**WORK REQUIRED**
Print the listing below in its entirety, character for character.

___ RECORDS SUPPLIED

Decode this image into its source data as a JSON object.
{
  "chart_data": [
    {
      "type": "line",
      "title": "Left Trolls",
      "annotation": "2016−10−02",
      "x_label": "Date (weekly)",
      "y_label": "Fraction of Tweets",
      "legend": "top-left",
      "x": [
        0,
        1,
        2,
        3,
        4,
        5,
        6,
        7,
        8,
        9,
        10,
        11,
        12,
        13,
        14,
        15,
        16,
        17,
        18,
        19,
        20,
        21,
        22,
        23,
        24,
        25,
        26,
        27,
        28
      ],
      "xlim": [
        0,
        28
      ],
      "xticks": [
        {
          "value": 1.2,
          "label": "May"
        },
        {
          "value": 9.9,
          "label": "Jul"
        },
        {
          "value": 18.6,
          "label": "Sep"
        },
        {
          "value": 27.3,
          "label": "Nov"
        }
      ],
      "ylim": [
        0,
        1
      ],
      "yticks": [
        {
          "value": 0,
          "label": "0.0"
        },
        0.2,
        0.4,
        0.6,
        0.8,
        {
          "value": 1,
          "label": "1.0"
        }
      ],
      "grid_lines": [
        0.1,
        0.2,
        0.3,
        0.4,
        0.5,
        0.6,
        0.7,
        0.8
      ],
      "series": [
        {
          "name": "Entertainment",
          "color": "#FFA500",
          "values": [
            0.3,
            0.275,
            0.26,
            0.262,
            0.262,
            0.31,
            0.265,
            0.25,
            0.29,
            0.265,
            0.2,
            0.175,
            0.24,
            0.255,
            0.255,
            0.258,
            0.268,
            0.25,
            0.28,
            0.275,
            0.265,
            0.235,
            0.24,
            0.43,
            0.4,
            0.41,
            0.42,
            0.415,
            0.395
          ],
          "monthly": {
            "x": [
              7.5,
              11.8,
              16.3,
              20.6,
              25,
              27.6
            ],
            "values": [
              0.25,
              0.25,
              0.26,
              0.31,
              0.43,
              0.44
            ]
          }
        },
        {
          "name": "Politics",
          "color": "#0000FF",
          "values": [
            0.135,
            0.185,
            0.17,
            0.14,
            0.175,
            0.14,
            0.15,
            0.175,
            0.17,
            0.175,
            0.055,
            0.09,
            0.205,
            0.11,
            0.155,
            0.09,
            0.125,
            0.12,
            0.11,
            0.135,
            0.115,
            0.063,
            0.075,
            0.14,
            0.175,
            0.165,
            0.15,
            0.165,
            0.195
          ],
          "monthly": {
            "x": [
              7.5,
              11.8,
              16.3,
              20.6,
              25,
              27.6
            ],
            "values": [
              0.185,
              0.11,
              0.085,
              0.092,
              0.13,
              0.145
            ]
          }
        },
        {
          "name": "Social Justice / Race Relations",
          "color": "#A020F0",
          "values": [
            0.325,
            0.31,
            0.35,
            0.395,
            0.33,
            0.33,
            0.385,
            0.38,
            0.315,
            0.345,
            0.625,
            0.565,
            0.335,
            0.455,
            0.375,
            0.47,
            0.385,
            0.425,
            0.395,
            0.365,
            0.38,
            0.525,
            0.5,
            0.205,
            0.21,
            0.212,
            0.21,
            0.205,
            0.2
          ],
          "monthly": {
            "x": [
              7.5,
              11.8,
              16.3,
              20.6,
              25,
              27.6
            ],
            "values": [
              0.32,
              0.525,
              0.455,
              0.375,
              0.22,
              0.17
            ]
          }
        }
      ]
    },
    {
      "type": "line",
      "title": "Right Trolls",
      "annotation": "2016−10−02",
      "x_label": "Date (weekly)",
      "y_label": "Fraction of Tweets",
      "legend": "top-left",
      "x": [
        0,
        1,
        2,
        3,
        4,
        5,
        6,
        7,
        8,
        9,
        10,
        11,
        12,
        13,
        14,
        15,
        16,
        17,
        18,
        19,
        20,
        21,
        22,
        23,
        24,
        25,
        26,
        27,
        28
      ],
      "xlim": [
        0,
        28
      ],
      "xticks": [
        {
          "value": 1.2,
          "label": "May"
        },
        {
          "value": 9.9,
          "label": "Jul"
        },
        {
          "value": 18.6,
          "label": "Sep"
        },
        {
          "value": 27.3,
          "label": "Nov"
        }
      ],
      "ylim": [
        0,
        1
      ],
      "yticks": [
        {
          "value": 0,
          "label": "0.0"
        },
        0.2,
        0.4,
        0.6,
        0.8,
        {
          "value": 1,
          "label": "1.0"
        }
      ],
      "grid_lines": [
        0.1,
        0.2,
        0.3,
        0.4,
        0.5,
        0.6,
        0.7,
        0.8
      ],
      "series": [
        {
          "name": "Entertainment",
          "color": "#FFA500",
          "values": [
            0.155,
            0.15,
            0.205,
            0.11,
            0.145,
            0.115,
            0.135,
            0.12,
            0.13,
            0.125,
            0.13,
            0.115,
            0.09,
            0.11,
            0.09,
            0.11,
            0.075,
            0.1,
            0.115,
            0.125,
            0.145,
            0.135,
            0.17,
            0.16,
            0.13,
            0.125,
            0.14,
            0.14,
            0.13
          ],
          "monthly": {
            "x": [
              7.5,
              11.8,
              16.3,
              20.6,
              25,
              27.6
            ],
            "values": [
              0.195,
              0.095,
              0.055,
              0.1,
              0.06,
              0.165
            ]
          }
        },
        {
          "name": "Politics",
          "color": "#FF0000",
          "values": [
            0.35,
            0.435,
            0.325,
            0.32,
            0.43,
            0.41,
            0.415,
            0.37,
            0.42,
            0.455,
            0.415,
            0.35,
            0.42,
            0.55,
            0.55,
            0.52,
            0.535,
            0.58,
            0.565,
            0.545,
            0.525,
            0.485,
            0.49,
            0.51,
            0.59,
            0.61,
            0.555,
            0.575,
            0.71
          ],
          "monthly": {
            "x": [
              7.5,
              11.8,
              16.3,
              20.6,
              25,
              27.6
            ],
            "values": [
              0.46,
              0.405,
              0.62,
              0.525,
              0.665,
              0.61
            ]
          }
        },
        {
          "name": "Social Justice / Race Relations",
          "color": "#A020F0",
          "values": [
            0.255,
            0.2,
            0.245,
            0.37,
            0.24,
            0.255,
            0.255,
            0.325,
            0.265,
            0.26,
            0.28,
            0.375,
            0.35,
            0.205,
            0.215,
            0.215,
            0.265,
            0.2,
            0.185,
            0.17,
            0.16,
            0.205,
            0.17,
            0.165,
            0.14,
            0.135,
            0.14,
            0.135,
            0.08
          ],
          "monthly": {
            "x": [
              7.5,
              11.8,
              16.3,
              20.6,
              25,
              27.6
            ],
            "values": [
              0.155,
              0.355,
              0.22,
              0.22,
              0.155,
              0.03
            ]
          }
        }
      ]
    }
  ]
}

______

**SOLVED PROBLEM**
Decode this image into its source data as a JSON object.
{
  "chart_data": [
    {
      "type": "line",
      "title": "Left Trolls",
      "annotation": "2016−10−02",
      "x_label": "Date (weekly)",
      "y_label": "Fraction of Tweets",
      "legend": "top-left",
      "x": [
        0,
        1,
        2,
        3,
        4,
        5,
        6,
        7,
        8,
        9,
        10,
        11,
        12,
        13,
        14,
        15,
        16,
        17,
        18,
        19,
        20,
        21,
        22,
        23,
        24,
        25,
        26,
        27,
        28
      ],
      "xlim": [
        0,
        28
      ],
      "xticks": [
        {
          "value": 1.2,
          "label": "May"
        },
        {
          "value": 9.9,
          "label": "Jul"
        },
        {
          "value": 18.6,
          "label": "Sep"
        },
        {
          "value": 27.3,
          "label": "Nov"
        }
      ],
      "ylim": [
        0,
        1
      ],
      "yticks": [
        {
          "value": 0,
          "label": "0.0"
        },
        0.2,
        0.4,
        0.6,
        0.8,
        {
          "value": 1,
          "label": "1.0"
        }
      ],
      "grid_lines": [
        0.1,
        0.2,
        0.3,
        0.4,
        0.5,
        0.6,
        0.7,
        0.8
      ],
      "series": [
        {
          "name": "Entertainment",
          "color": "#FFA500",
          "values": [
            0.3,
            0.275,
            0.26,
            0.262,
            0.262,
            0.31,
            0.265,
            0.25,
            0.29,
            0.265,
            0.2,
            0.175,
            0.24,
            0.255,
            0.255,
            0.258,
            0.268,
            0.25,
            0.28,
            0.275,
            0.265,
            0.235,
            0.24,
            0.43,
            0.4,
            0.41,
            0.42,
            0.415,
            0.395
          ],
          "monthly": {
            "x": [
              7.5,
              11.8,
              16.3,
              20.6,
              25,
              27.6
            ],
            "values": [
              0.25,
              0.25,
              0.26,
              0.31,
              0.43,
              0.44
            ]
          }
        },
        {
          "name": "Politics",
          "color": "#0000FF",
          "values": [
            0.135,
            0.185,
            0.17,
            0.14,
            0.175,
            0.14,
            0.15,
            0.175,
            0.17,
            0.175,
            0.055,
            0.09,
            0.205,
            0.11,
            0.155,
            0.09,
            0.125,
            0.12,
            0.11,
            0.135,
            0.115,
            0.063,
            0.075,
            0.14,
            0.175,
            0.165,
            0.15,
            0.165,
            0.195
          ],
          "monthly": {
            "x": [
              7.5,
              11.8,
              16.3,
              20.6,
              25,
              27.6
            ],
            "values": [
              0.185,
              0.11,
              0.085,
              0.092,
              0.13,
              0.145
            ]
          }
        },
        {
          "name": "Social Justice / Race Relations",
          "color": "#A020F0",
          "values": [
            0.325,
            0.31,
            0.35,
            0.395,
            0.33,
            0.33,
            0.385,
            0.38,
            0.315,
            0.345,
            0.625,
            0.565,
            0.335,
            0.455,
            0.375,
            0.47,
            0.385,
            0.425,
            0.395,
            0.365,
            0.38,
            0.525,
            0.5,
            0.205,
            0.21,
            0.212,
            0.21,
            0.205,
            0.2
          ],
          "monthly": {
            "x": [
              7.5,
              11.8,
              16.3,
              20.6,
              25,
              27.6
            ],
            "values": [
              0.32,
              0.525,
              0.455,
              0.375,
              0.22,
              0.17
            ]
          }
        }
      ]
    },
    {
      "type": "line",
      "title": "Right Trolls",
      "annotation": "2016−10−02",
      "x_label": "Date (weekly)",
      "y_label": "Fraction of Tweets",
      "legend": "top-left",
      "x": [
        0,
        1,
        2,
        3,
        4,
        5,
        6,
        7,
        8,
        9,
        10,
        11,
        12,
        13,
        14,
        15,
        16,
        17,
        18,
        19,
        20,
        21,
        22,
        23,
        24,
        25,
        26,
        27,
        28
      ],
      "xlim": [
        0,
        28
      ],
      "xticks": [
        {
          "value": 1.2,
          "label": "May"
        },
        {
          "value": 9.9,
          "label": "Jul"
        },
        {
          "value": 18.6,
          "label": "Sep"
        },
        {
          "value": 27.3,
          "label": "Nov"
        }
      ],
      "ylim": [
        0,
        1
      ],
      "yticks": [
        {
          "value": 0,
          "label": "0.0"
        },
        0.2,
        0.4,
        0.6,
        0.8,
        {
          "value": 1,
          "label": "1.0"
        }
      ],
      "grid_lines": [
        0.1,
        0.2,
        0.3,
        0.4,
        0.5,
        0.6,
        0.7,
        0.8
      ],
      "series": [
        {
          "name": "Entertainment",
          "color": "#FFA500",
          "values": [
            0.155,
            0.15,
            0.205,
            0.11,
            0.145,
            0.115,
            0.135,
            0.12,
            0.13,
            0.125,
            0.13,
            0.115,
            0.09,
            0.11,
            0.09,
            0.11,
            0.075,
            0.1,
            0.115,
            0.125,
            0.145,
            0.135,
            0.17,
            0.16,
            0.13,
            0.125,
            0.14,
            0.14,
            0.13
          ],
          "monthly": {
            "x": [
              7.5,
              11.8,
              16.3,
              20.6,
              25,
              27.6
            ],
            "values": [
              0.195,
              0.095,
              0.055,
              0.1,
              0.06,
              0.165
            ]
          }
        },
        {
          "name": "Politics",
          "color": "#FF0000",
          "values": [
            0.35,
            0.435,
            0.325,
            0.32,
            0.43,
            0.41,
            0.415,
            0.37,
            0.42,
            0.455,
            0.415,
            0.35,
            0.42,
            0.55,
            0.55,
            0.52,
            0.535,
            0.58,
            0.565,
            0.545,
            0.525,
            0.485,
            0.49,
            0.51,
            0.59,
            0.61,
            0.555,
            0.575,
            0.71
          ],
          "monthly": {
            "x": [
              7.5,
              11.8,
              16.3,
              20.6,
              25,
              27.6
            ],
            "values": [
              0.46,
              0.405,
              0.62,
              0.525,
              0.665,
              0.61
            ]
          }
        },
        {
          "name": "Social Justice / Race Relations",
          "color": "#A020F0",
          "values": [
            0.255,
            0.2,
            0.245,
            0.37,
            0.24,
            0.255,
            0.255,
            0.325,
            0.265,
            0.26,
            0.28,
            0.375,
            0.35,
            0.205,
            0.215,
            0.215,
            0.265,
            0.2,
            0.185,
            0.17,
            0.16,
            0.205,
            0.17,
            0.165,
            0.14,
            0.135,
            0.14,
            0.135,
            0.08
          ],
          "monthly": {
            "x": [
              7.5,
              11.8,
              16.3,
              20.6,
              25,
              27.6
            ],
            "values": [
              0.155,
              0.355,
              0.22,
              0.22,
              0.155,
              0.03
            ]
          }
        }
      ]
    }
  ]
}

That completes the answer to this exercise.